Report each line of the data that has "this" somewhere in it.

━━━ Record excerpts

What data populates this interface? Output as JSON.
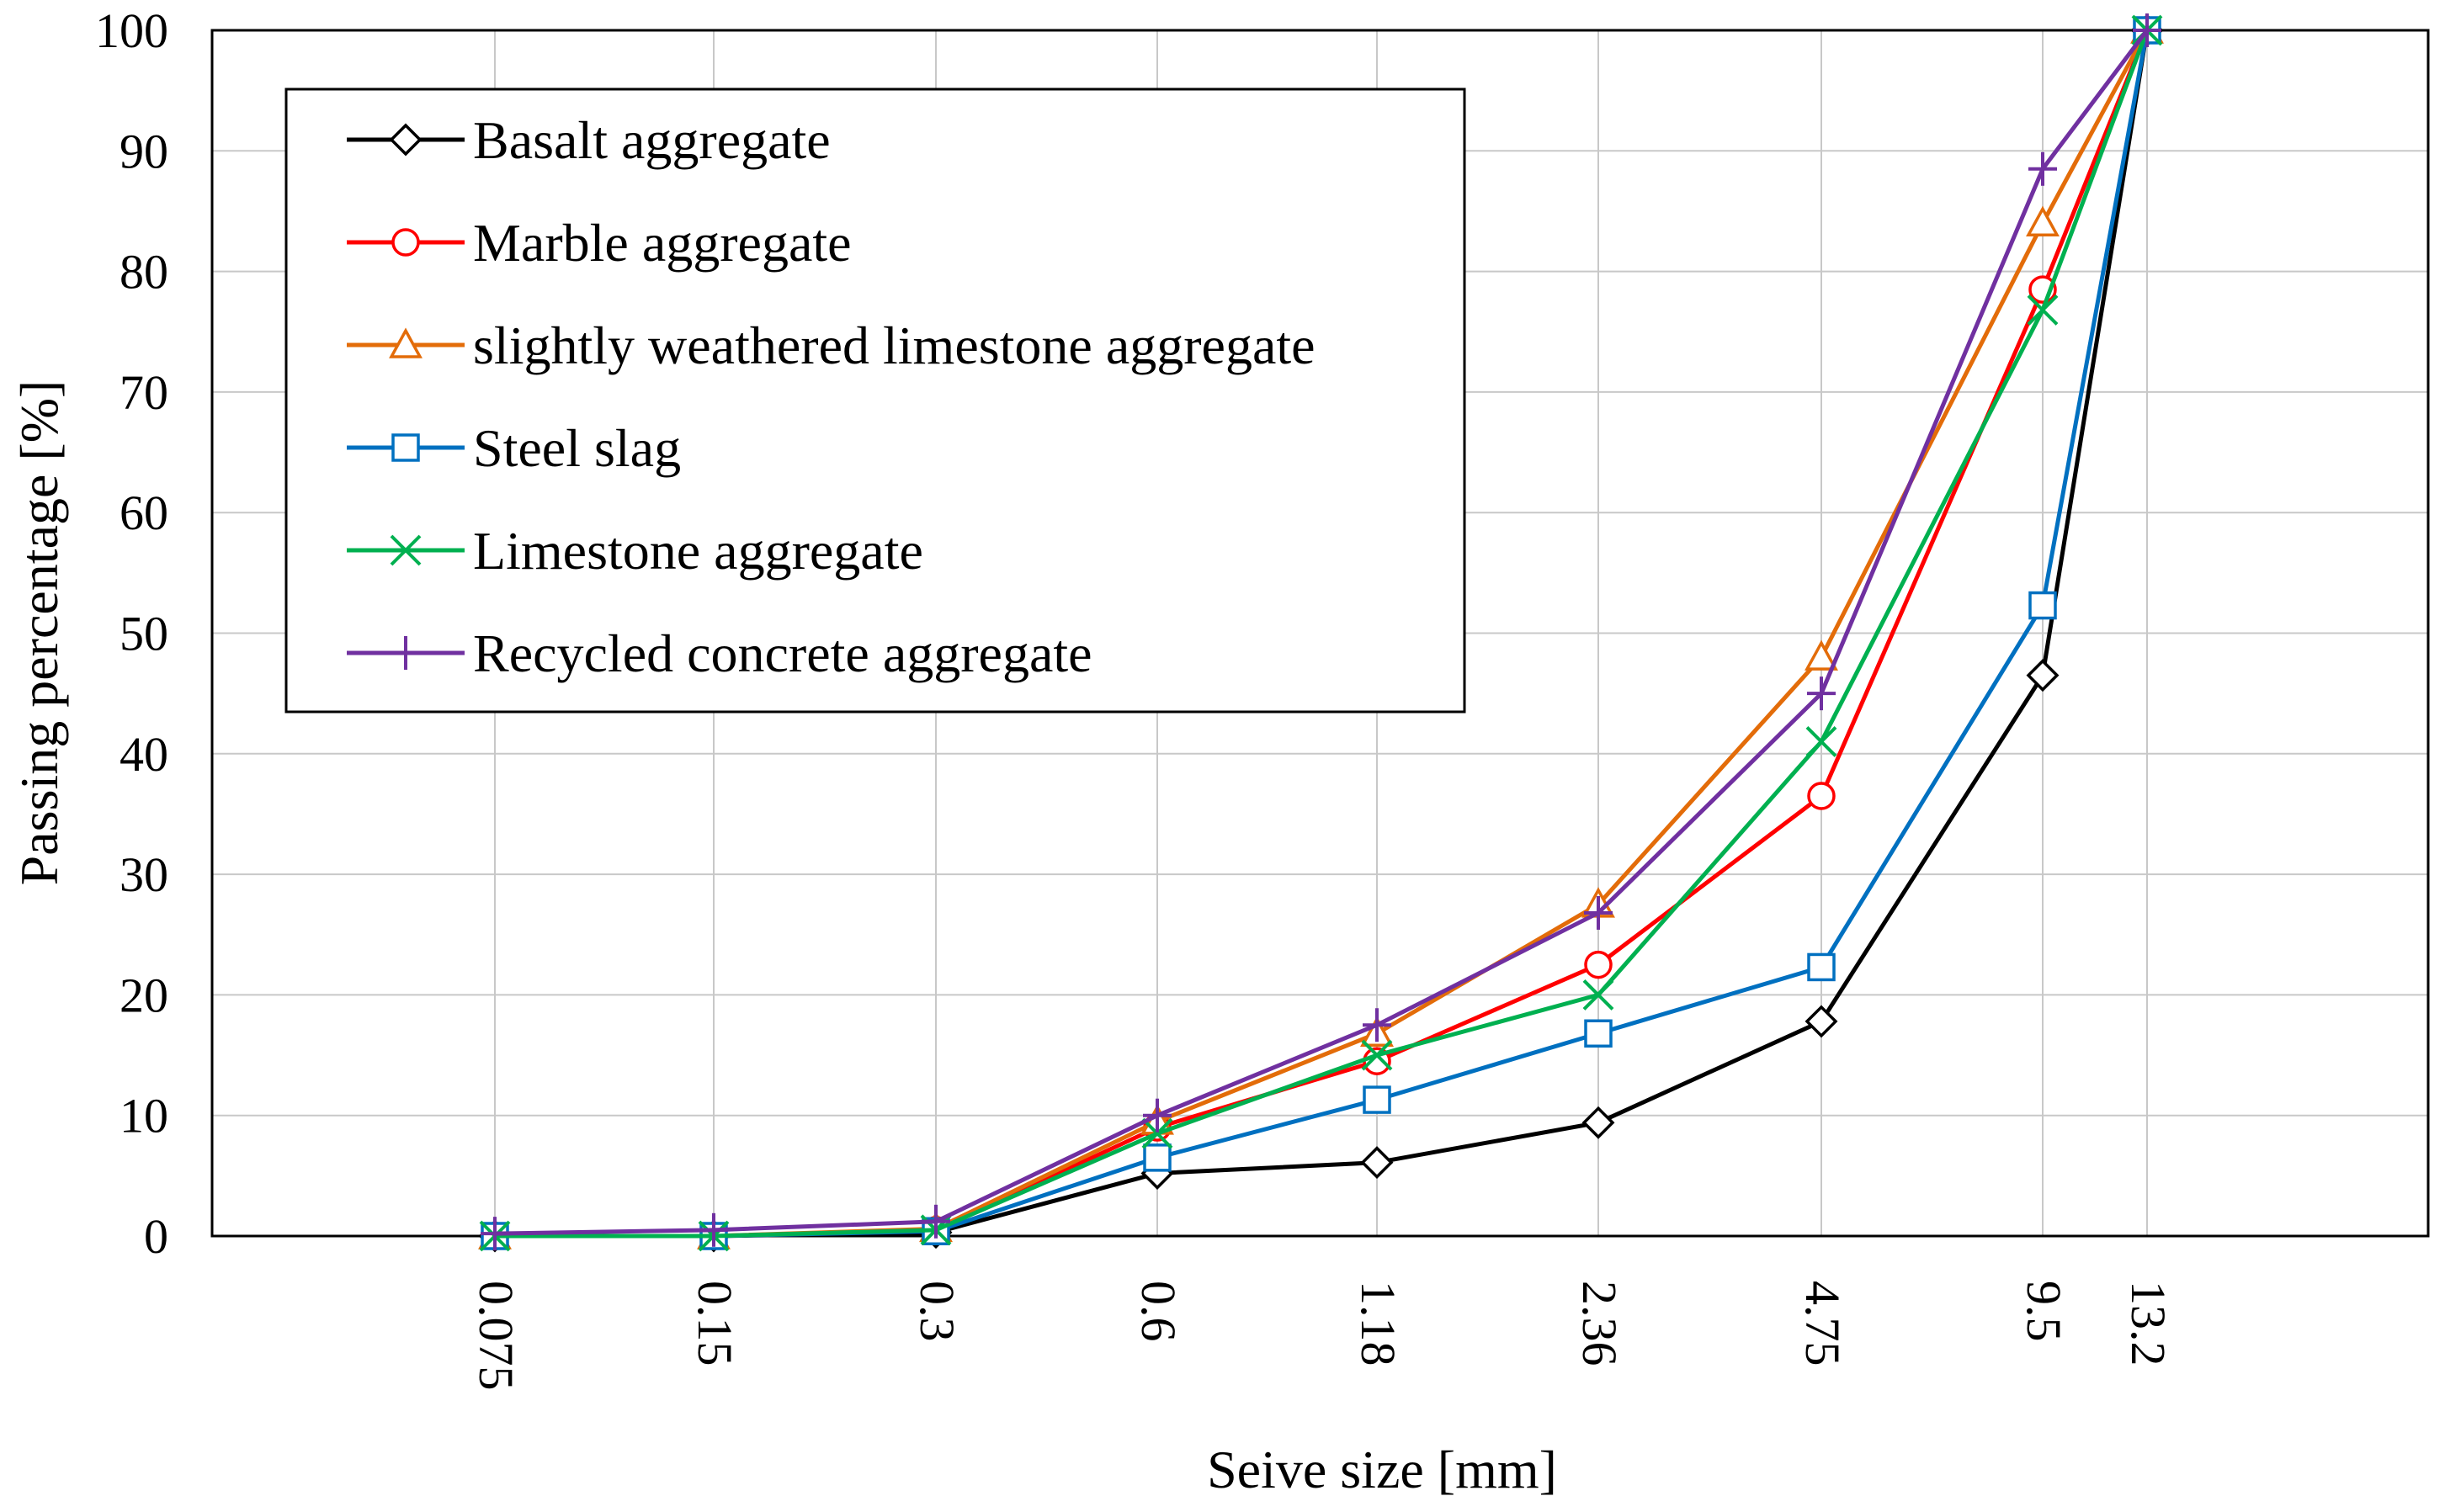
{
  "chart_data": {
    "type": "line",
    "title": "",
    "xlabel": "Seive size [mm]",
    "ylabel": "Passing percentage [%]",
    "categories": [
      "0.075",
      "0.15",
      "0.3",
      "0.6",
      "1.18",
      "2.36",
      "4.75",
      "9.5",
      "13.2"
    ],
    "ylim": [
      0,
      100
    ],
    "yticks": [
      "0",
      "10",
      "20",
      "30",
      "40",
      "50",
      "60",
      "70",
      "80",
      "90",
      "100"
    ],
    "grid": true,
    "legend_position": "top-left",
    "series": [
      {
        "name": "Basalt aggregate",
        "marker": "diamond",
        "color": "#000000",
        "values": [
          0,
          0,
          0.3,
          5.2,
          6.1,
          9.4,
          17.8,
          46.5,
          100
        ]
      },
      {
        "name": "Marble aggregate",
        "marker": "circle",
        "color": "#ff0000",
        "values": [
          0,
          0,
          0.5,
          9.0,
          14.5,
          22.5,
          36.5,
          78.5,
          100
        ]
      },
      {
        "name": "slightly weathered limestone aggregate",
        "marker": "triangle",
        "color": "#e36c09",
        "values": [
          0,
          0,
          0.6,
          9.5,
          16.8,
          27.5,
          48.0,
          84.0,
          100
        ]
      },
      {
        "name": "Steel slag",
        "marker": "square",
        "color": "#0070c0",
        "values": [
          0,
          0,
          0.4,
          6.5,
          11.3,
          16.8,
          22.3,
          52.3,
          100
        ]
      },
      {
        "name": "Limestone aggregate",
        "marker": "x",
        "color": "#00b050",
        "values": [
          0,
          0,
          0.5,
          8.5,
          15.0,
          20.0,
          41.0,
          76.8,
          100
        ]
      },
      {
        "name": "Recycled concrete aggregate",
        "marker": "plus",
        "color": "#7030a0",
        "values": [
          0.2,
          0.5,
          1.2,
          10.0,
          17.5,
          26.8,
          45.0,
          88.5,
          100
        ]
      }
    ]
  }
}
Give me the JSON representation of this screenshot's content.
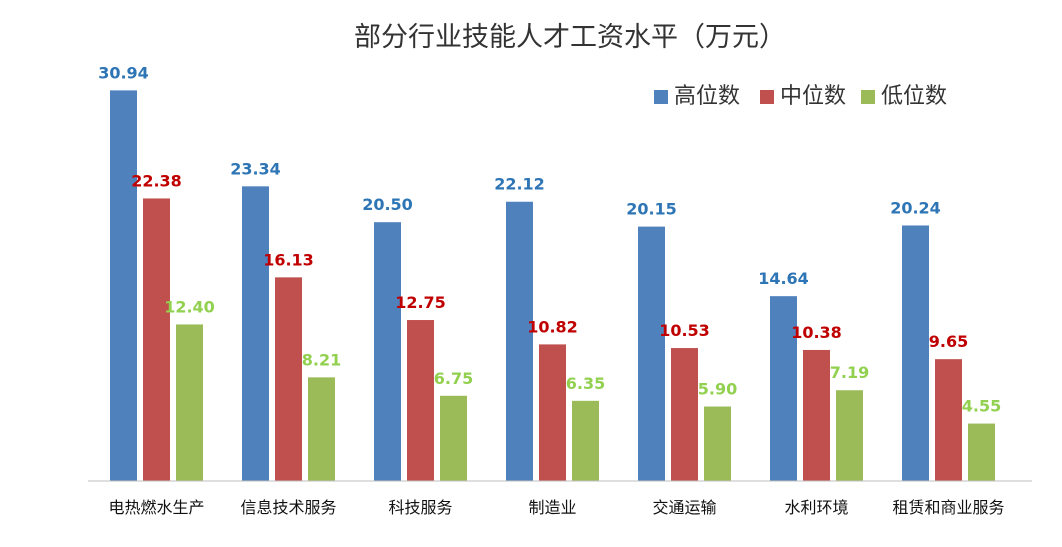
{
  "chart_data": {
    "type": "bar",
    "title": "部分行业技能人才工资水平（万元）",
    "categories": [
      "电热燃水生产",
      "信息技术服务",
      "科技服务",
      "制造业",
      "交通运输",
      "水利环境",
      "租赁和商业服务"
    ],
    "series": [
      {
        "name": "高位数",
        "color": "#4F81BD",
        "label_color": "#2E75B6",
        "values": [
          30.94,
          23.34,
          20.5,
          22.12,
          20.15,
          14.64,
          20.24
        ]
      },
      {
        "name": "中位数",
        "color": "#C0504D",
        "label_color": "#C00000",
        "values": [
          22.38,
          16.13,
          12.75,
          10.82,
          10.53,
          10.38,
          9.65
        ]
      },
      {
        "name": "低位数",
        "color": "#9BBB59",
        "label_color": "#92D050",
        "values": [
          12.4,
          8.21,
          6.75,
          6.35,
          5.9,
          7.19,
          4.55
        ]
      }
    ],
    "ylim": [
      0,
      32
    ],
    "legend_position": "top-right",
    "grid": false,
    "value_decimals": 2
  }
}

━━━━━━

Complete answer »
What data populates this interface? Output as JSON.
Give me the JSON representation of this screenshot's content.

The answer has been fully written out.